=== DIRECTIVE ===
Revise the following records by replacing each occurrence of "right-tick-label" with "right-axis-label", keeping every other part unchanged, and omit the pictures from your answer.

=== EXERCISE MATERIAL ===

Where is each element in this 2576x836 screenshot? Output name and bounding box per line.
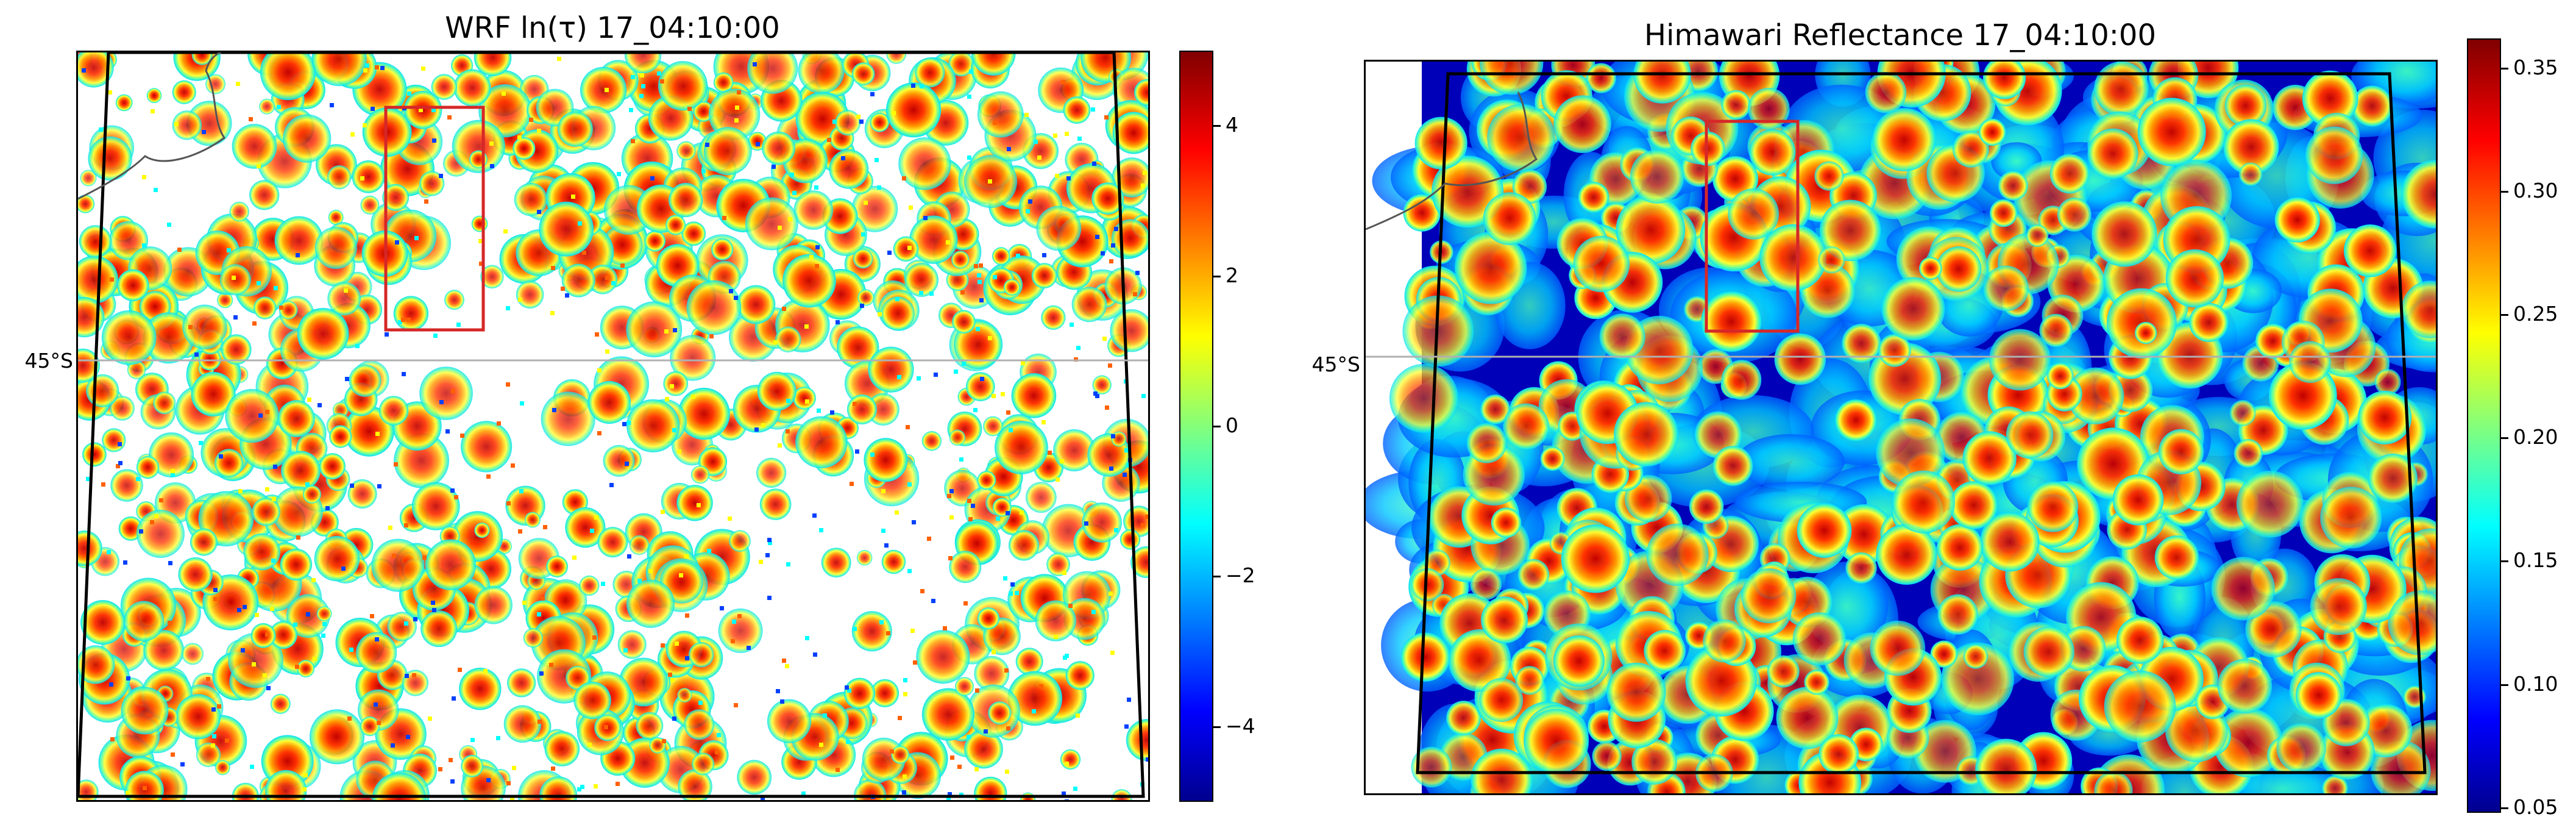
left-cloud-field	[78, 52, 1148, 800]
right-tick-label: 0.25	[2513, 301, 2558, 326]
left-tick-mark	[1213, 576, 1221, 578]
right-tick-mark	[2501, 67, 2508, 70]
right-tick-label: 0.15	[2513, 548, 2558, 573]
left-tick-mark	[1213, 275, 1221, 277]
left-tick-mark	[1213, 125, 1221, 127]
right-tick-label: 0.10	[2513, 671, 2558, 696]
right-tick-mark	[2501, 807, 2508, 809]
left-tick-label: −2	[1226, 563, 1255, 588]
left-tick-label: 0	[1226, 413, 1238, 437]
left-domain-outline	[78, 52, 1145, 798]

=== EXERCISE RESPONSE ===
Where is each element in this 2576x836 screenshot? Output name and bounding box per line.
left-cloud-field	[78, 52, 1148, 800]
right-axis-label: 0.25	[2513, 301, 2558, 326]
left-tick-mark	[1213, 576, 1221, 578]
right-tick-mark	[2501, 67, 2508, 70]
right-axis-label: 0.15	[2513, 548, 2558, 573]
left-tick-mark	[1213, 275, 1221, 277]
left-tick-mark	[1213, 125, 1221, 127]
right-axis-label: 0.10	[2513, 671, 2558, 696]
right-tick-mark	[2501, 807, 2508, 809]
left-tick-label: −2	[1226, 563, 1255, 588]
left-tick-label: 0	[1226, 413, 1238, 437]
left-domain-outline	[78, 52, 1145, 798]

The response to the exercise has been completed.